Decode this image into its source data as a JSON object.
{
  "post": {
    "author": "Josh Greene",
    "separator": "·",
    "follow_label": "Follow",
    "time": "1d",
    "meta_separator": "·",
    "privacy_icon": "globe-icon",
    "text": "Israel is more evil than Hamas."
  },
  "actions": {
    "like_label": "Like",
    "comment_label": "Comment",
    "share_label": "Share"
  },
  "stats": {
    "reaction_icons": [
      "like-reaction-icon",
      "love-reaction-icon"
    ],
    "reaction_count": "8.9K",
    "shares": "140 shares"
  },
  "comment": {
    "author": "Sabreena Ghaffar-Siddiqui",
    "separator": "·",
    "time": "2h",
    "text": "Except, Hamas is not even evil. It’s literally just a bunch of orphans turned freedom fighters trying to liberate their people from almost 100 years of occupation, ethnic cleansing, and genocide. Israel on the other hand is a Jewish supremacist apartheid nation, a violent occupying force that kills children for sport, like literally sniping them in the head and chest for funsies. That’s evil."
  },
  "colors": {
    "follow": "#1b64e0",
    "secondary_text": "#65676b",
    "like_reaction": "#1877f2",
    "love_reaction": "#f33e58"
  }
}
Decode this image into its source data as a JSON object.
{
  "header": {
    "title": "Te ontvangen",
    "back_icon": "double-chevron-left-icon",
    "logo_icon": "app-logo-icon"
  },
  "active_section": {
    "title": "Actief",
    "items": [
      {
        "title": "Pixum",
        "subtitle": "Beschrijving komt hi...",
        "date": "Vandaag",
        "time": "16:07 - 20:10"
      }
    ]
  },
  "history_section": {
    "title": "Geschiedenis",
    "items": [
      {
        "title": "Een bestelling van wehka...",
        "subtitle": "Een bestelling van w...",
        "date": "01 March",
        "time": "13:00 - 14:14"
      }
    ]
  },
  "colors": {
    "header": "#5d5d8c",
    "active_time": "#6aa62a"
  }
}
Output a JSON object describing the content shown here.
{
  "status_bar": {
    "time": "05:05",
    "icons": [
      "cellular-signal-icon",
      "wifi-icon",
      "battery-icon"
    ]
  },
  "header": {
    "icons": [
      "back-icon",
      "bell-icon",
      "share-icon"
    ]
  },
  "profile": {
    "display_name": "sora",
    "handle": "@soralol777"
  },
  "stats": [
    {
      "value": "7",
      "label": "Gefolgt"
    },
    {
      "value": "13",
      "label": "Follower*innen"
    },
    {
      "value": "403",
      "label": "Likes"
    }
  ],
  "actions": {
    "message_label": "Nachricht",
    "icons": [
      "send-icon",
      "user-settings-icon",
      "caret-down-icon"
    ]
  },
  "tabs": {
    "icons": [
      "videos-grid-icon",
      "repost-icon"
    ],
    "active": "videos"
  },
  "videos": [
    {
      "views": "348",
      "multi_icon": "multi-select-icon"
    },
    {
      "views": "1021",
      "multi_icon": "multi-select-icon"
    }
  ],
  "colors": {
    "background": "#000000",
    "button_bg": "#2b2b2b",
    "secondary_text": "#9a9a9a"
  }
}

**WORK TO DO:** Give only the number of lines in the data that include the string "evil".

**CORRECT OUTPUT:** 2